### GIVEN PROBLEM
Find each line in the entries below that contains the word "lines", and copy every such line.

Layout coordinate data
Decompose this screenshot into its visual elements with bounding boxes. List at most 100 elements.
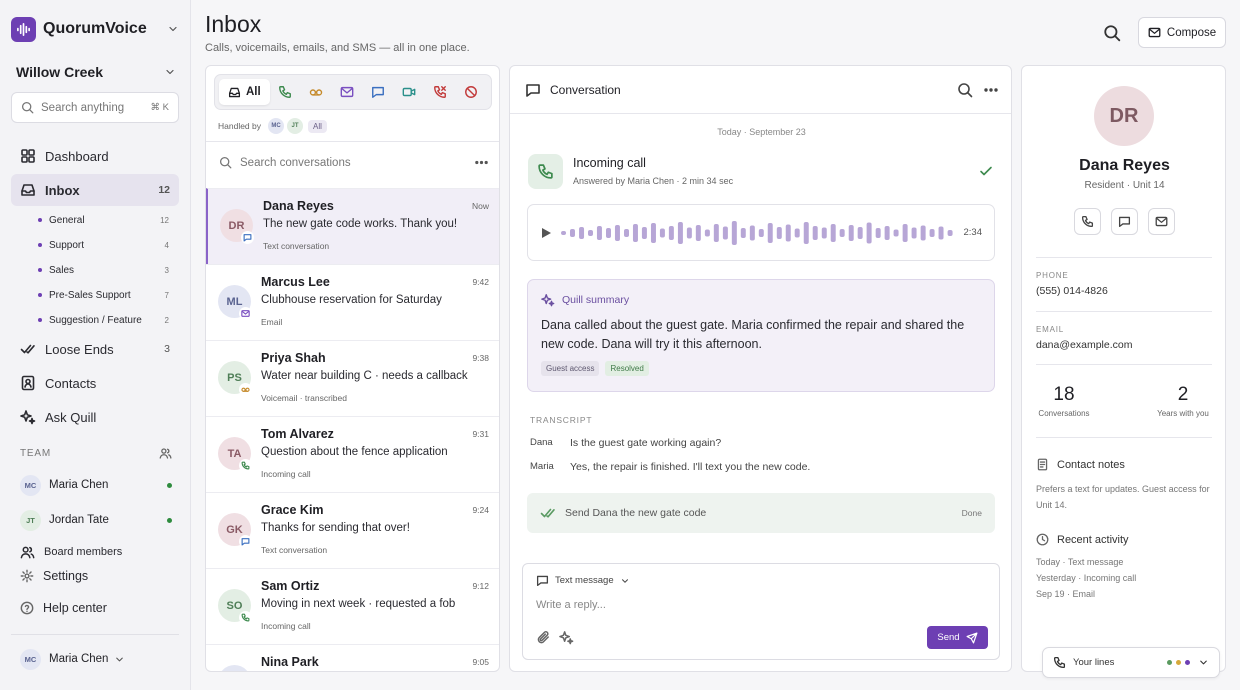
inbox-sub-general[interactable]: General 12 [38,210,169,230]
summary-title: Quill summary [562,294,630,306]
nav-settings[interactable]: Settings [20,566,170,586]
bullet-icon [38,218,42,222]
phone-icon [239,459,252,472]
inbox-sub-presales[interactable]: Pre-Sales Support 7 [38,285,169,305]
search-icon[interactable] [1103,24,1121,42]
compose-button[interactable]: Compose [1138,17,1226,48]
call-contact-button[interactable] [1074,208,1101,235]
conversation-row[interactable]: ML Marcus Lee 9:42 Clubhouse reservation fo… [206,264,499,340]
follow-up-task[interactable]: Send Dana the new gate code Done [527,493,995,533]
nav-contacts[interactable]: Contacts [11,367,179,399]
conversation-row[interactable]: DR Dana Reyes Now The new gate code works. … [206,188,499,264]
brand-switcher[interactable]: QuorumVoice [11,16,179,42]
contact-phone[interactable]: (555) 014-4826 [1036,285,1108,297]
team-member-maria-chen[interactable]: MC Maria Chen [20,473,172,497]
email-contact-button[interactable] [1148,208,1175,235]
filter-blocked[interactable] [456,79,487,105]
play-icon[interactable] [540,227,552,239]
nav-label: Help center [43,601,107,615]
filter-email[interactable] [332,79,363,105]
activity-item[interactable]: Yesterday · Incoming call [1036,573,1136,583]
nav-loose-ends[interactable]: Loose Ends 3 [11,333,179,365]
nav-ask-quill[interactable]: Ask Quill [11,401,179,433]
activity-item[interactable]: Sep 19 · Email [1036,589,1095,599]
filter-calls[interactable] [270,79,301,105]
team-member-jordan-tate[interactable]: JT Jordan Tate [20,508,172,532]
message-icon [372,86,385,98]
divider [1036,364,1212,365]
more-horizontal-icon[interactable] [474,155,489,170]
conversation-row[interactable]: TA Tom Alvarez 9:31 Question about the fenc… [206,416,499,492]
conversation-row[interactable]: NP Nina Park 9:05 [206,644,499,671]
voicemail-icon [239,383,252,396]
your-lines-label: Your lines [1073,657,1115,668]
contact-details-panel: DR Dana Reyes Resident · Unit 14 PHONE (… [1021,65,1226,672]
activity-item[interactable]: Today · Text message [1036,557,1123,567]
summary-header: Quill summary [541,293,981,307]
contact-email[interactable]: dana@example.com [1036,339,1132,351]
current-user-menu[interactable]: MC Maria Chen [20,648,125,670]
global-search-input[interactable]: Search anything ⌘ K [11,92,179,123]
nav-label: Ask Quill [45,409,97,425]
search-placeholder: Search conversations [240,156,351,169]
stat-years: 2 Years with you [1143,384,1223,418]
conversation-list-panel: All Handled by MC JT All Search conversa… [205,65,500,672]
avatar: MC [20,648,41,670]
filter-all[interactable]: All [219,79,270,105]
message-contact-button[interactable] [1111,208,1138,235]
your-lines-button[interactable]: Your lines [1042,647,1220,678]
member-name: Jordan Tate [49,514,109,526]
conversation-row[interactable]: SO Sam Ortiz 9:12 Moving in next week · req… [206,568,499,644]
paperclip-icon[interactable] [536,630,551,645]
filter-missed[interactable] [425,79,456,105]
stat-label: Years with you [1157,409,1209,418]
search-icon[interactable] [957,82,973,98]
nav-help-center[interactable]: Help center [20,598,170,618]
contact-name: Tom Alvarez [261,427,334,441]
inbox-sub-support[interactable]: Support 4 [38,235,169,255]
conversation-row[interactable]: PS Priya Shah 9:38 Water near building C · … [206,340,499,416]
mail-icon [1148,27,1161,38]
team-header-label: TEAM [20,448,51,459]
online-status-dot [167,482,172,488]
contact-avatar: DR [1094,86,1154,146]
filter-video[interactable] [394,79,425,105]
inbox-sub-sales[interactable]: Sales 3 [38,260,169,280]
waveform-icon [11,16,36,42]
bullet-icon [38,318,42,322]
chevron-down-icon [166,69,174,75]
more-horizontal-icon[interactable] [983,82,999,98]
tag-guest-access[interactable]: Guest access [541,361,600,376]
contact-name: Marcus Lee [261,275,330,289]
message-type-select[interactable]: Text message [536,574,630,587]
filter-voicemail[interactable] [301,79,332,105]
nav-board-members[interactable]: Board members [20,542,170,562]
nav-label: Inbox [45,182,80,198]
phone-icon [1081,215,1094,228]
avatar[interactable]: JT [287,118,304,134]
tag-resolved[interactable]: Resolved [605,361,649,376]
online-status-dot [167,517,172,523]
call-title: Incoming call [573,156,646,170]
filter-sms[interactable] [363,79,394,105]
search-icon [21,101,34,114]
message-icon [241,231,254,244]
sub-label: Sales [49,264,75,276]
nav-inbox[interactable]: Inbox 12 [11,174,179,206]
org-switcher[interactable]: Willow Creek [16,62,176,82]
line-status-dot [1176,660,1181,665]
search-icon [219,156,232,169]
nav-dashboard[interactable]: Dashboard [11,140,179,172]
audio-waveform[interactable] [560,218,956,248]
reply-input[interactable]: Write a reply... [536,599,606,611]
handled-by-all[interactable]: All [308,119,327,133]
avatar[interactable]: MC [268,118,285,134]
conversation-row[interactable]: GK Grace Kim 9:24 Thanks for sending that o… [206,492,499,568]
divider [11,634,179,635]
sparkles-icon[interactable] [559,630,574,645]
sparkles-icon [20,410,36,425]
users-icon[interactable] [159,447,172,460]
conversation-search[interactable]: Search conversations [219,155,489,170]
inbox-sub-suggestion[interactable]: Suggestion / Feature 2 [38,310,169,330]
send-button[interactable]: Send [927,626,988,649]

### COMPLETED TASK
your-lines-label: Your lines [1073,657,1115,668]
your-lines-button[interactable]: Your lines [1042,647,1220,678]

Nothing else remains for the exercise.